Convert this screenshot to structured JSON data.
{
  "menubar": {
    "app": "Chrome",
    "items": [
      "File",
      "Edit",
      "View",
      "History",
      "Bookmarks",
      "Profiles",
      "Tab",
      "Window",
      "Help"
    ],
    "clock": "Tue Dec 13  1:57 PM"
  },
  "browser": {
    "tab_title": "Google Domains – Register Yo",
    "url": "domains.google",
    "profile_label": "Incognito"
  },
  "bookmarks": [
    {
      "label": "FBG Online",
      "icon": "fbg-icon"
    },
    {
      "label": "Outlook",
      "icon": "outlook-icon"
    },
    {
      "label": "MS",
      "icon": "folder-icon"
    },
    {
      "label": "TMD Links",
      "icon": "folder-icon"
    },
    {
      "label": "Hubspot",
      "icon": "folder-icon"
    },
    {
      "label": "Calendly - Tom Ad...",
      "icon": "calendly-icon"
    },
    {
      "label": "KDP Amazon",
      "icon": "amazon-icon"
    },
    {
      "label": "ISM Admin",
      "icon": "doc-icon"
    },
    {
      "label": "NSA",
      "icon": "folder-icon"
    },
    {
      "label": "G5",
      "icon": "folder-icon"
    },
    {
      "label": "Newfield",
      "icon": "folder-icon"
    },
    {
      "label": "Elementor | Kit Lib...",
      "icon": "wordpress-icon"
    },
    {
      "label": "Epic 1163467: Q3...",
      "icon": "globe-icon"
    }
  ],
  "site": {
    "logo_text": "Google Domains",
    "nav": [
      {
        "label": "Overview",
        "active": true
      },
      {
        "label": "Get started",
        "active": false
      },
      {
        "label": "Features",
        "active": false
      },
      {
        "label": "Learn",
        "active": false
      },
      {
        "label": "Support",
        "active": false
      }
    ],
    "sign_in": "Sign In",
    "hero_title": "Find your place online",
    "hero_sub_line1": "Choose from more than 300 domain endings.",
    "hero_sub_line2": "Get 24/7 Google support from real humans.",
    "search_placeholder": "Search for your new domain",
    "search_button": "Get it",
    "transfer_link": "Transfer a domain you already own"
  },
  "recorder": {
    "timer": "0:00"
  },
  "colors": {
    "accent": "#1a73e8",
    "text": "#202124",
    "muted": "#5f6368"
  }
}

REQUIRED WORK
Make an exact copy of all the data.

RESPONSE BELOW
Convert this screenshot to structured JSON data.
{
  "menubar": {
    "app": "Chrome",
    "items": [
      "File",
      "Edit",
      "View",
      "History",
      "Bookmarks",
      "Profiles",
      "Tab",
      "Window",
      "Help"
    ],
    "clock": "Tue Dec 13  1:57 PM"
  },
  "browser": {
    "tab_title": "Google Domains – Register Yo",
    "url": "domains.google",
    "profile_label": "Incognito"
  },
  "bookmarks": [
    {
      "label": "FBG Online",
      "icon": "fbg-icon"
    },
    {
      "label": "Outlook",
      "icon": "outlook-icon"
    },
    {
      "label": "MS",
      "icon": "folder-icon"
    },
    {
      "label": "TMD Links",
      "icon": "folder-icon"
    },
    {
      "label": "Hubspot",
      "icon": "folder-icon"
    },
    {
      "label": "Calendly - Tom Ad...",
      "icon": "calendly-icon"
    },
    {
      "label": "KDP Amazon",
      "icon": "amazon-icon"
    },
    {
      "label": "ISM Admin",
      "icon": "doc-icon"
    },
    {
      "label": "NSA",
      "icon": "folder-icon"
    },
    {
      "label": "G5",
      "icon": "folder-icon"
    },
    {
      "label": "Newfield",
      "icon": "folder-icon"
    },
    {
      "label": "Elementor | Kit Lib...",
      "icon": "wordpress-icon"
    },
    {
      "label": "Epic 1163467: Q3...",
      "icon": "globe-icon"
    }
  ],
  "site": {
    "logo_text": "Google Domains",
    "nav": [
      {
        "label": "Overview",
        "active": true
      },
      {
        "label": "Get started",
        "active": false
      },
      {
        "label": "Features",
        "active": false
      },
      {
        "label": "Learn",
        "active": false
      },
      {
        "label": "Support",
        "active": false
      }
    ],
    "sign_in": "Sign In",
    "hero_title": "Find your place online",
    "hero_sub_line1": "Choose from more than 300 domain endings.",
    "hero_sub_line2": "Get 24/7 Google support from real humans.",
    "search_placeholder": "Search for your new domain",
    "search_button": "Get it",
    "transfer_link": "Transfer a domain you already own"
  },
  "recorder": {
    "timer": "0:00"
  },
  "colors": {
    "accent": "#1a73e8",
    "text": "#202124",
    "muted": "#5f6368"
  }
}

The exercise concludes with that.